# Start of Dataset records

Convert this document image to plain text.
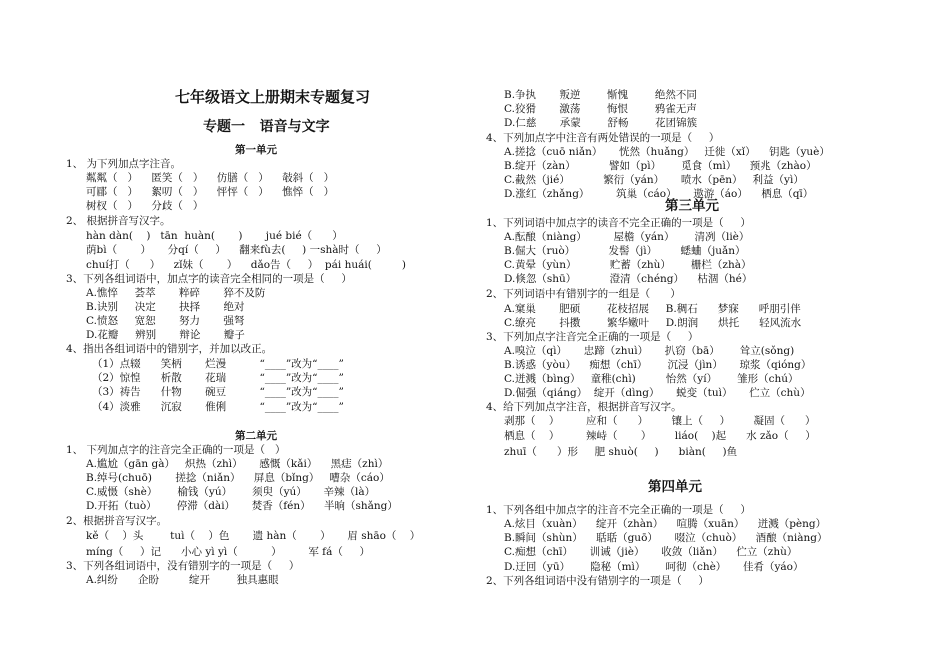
七年级语文上册期末专题复习
专题一   语音与文字
第一单元
1、 为下列加点字注音。
粼粼（   ）    匿笑（   ）    仿膳（   ）    攲斜（   ）
可郿（   ）    絮叨（   ）    怦怦（   ）    憔悴（   ）
树杈（   ）    分歧（   ）
2、 根据拼音写汉字。
hàn dàn(    )   tān  huàn(       )       jué bié（      ）
荫bì（       ）     分qí（     ）    翻来fù去(     ) 一shà时（     ）
chuí打（      ）    zǐ妹（       ）    dǎo告（     ）  pái huái(         )
3、下列各组词语中，加点字的读音完全相同的一项是（     ）
A.憔悴     荟萃       粹碎       猝不及防
B.诀别     决定       抉择       绝对
C.愤怒     宽恕       努力       强弩
D.花瓣     辨别       辩论       瓣子
4、指出各组词语中的错别字，并加以改正。
（1）点辍      笑柄       烂漫          “____”改为“____”
（2）惊惶      析散       花瑞          “____”改为“____”
（3）祷告      什物       碗豆          “____”改为“____”
（4）淡雅      沉寂       倠俐          “____”改为“____”
第二单元
1、 下列加点字的注音完全正确的一项是（   ）
A.尴尬（gān gà）   炽热（zhì）     感慨（kǎi）    黑痣（zhì）
B.绰号(chuō)       搓捻（niǎn）    屏息（bǐng）   嘈杂（cáo）
C.威慑（shè）      榆钱（yú）      须臾（yú）     辛辣（là）
D.开拓（tuò）      停滞（dài）     焚香（fén）    半晌（shǎng）
2、根据拼音写汉字。
kě（    ）头        tuì（    ）色       遗 hàn（       ）     眉 shāo（    ）
míng（     ）记      小心 yì yì（          ）        军 fá（     ）
3、下列各组词语中，没有错别字的一项是（     ）
A.纠纷      企盼         绽开        独具惠眼
B.争执       叛逆        惭愧        绝然不同
C.狡猾       激荡        悔恨        鸦雀无声
D.仁慈       承蒙        舒畅        花团锦簇
4、下列加点字中注音有两处错误的一项是（     ）
A.搓捻（cuō niǎn）     恍然（huǎng）   迁徙（xǐ）    钥匙（yuè）
B.绽开（zàn）          譬如（pì）      觅食（mì）    预兆（zhào）
C.截然（jié）          繁衍（yán）     喷水（pēn）   利益（yì）
D.涨红（zhǎng）        筑巢（cáo）     遨游（áo）    栖息（qī）
第三单元
1、下列词语中加点字的读音不完全正确的一项是（     ）
A.酝酿（niàng）        屋檐（yán）      清冽（liè）
B.倔大（ruò）          发髻（jì）       蟋蛐（juǎn）
C.黄晕（yùn）          贮蓄（zhù）      栅栏（zhà）
D.倏忽（shū）          澄清（chéng）    枯涸（hé）
2、下列词语中有错别字的一组是（      ）
A.窠巢       肥硕        花枝招展     B.稠石      梦寐      呼朋引伴
C.缭亮       抖擞        繁华嫩叶     D.朗润      烘托      轻风流水
3、下列加点字注音完全正确的一项是（     ）
A.嗅泣（qì）     忠蹄（zhuì）     扒窃（bā）      耸立(sǒng)
B.诱惑（yòu）    痴想（chī）      沉浸（jìn）     琼浆（qióng）
C.迸溅（bìng）   童稚(chì)         怡然（yí）      雏形（chú）
D.倔强（qiáng）  绽开（dìng）     蜕变（tuì）     伫立（chù）
4、给下列加点字注音，根据拼音写汉字。
剥那（    ）        应和（      ）       镶上（     ）       凝固（      ）
栖息（    ）        辣峙（       ）       liáo(    )起      水 zǎo（     ）
zhuī（      ）形     肥 shuò(     )      biàn(     )鱼
第四单元
1、下列各组中加点字的注音不完全正确的一项是（     ）
A.炫目（xuàn）    绽开（zhàn）    喧腾（xuān）    迸溅（pèng）
B.瞬间（shùn）    聒聒（guō）     啜泣（chuò）    酒酿（niàng）
C.痴想（chī）     训诫（jiè）     收敛（liǎn）    伫立（zhù）
D.迂回（yū）      隐秘（mì）      呵彻（chè）     佳肴（yáo）
2、下列各组词语中没有错别字的一项是（     ）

# End of Dataset records

#### [Written task]
Working from the entries above, return all lines that contain "niǎn".

#### [In response]
B.绰号(chuō)       搓捻（niǎn）    屏息（bǐng）   嘈杂（cáo）
A.搓捻（cuō niǎn）     恍然（huǎng）   迁徙（xǐ）    钥匙（yuè）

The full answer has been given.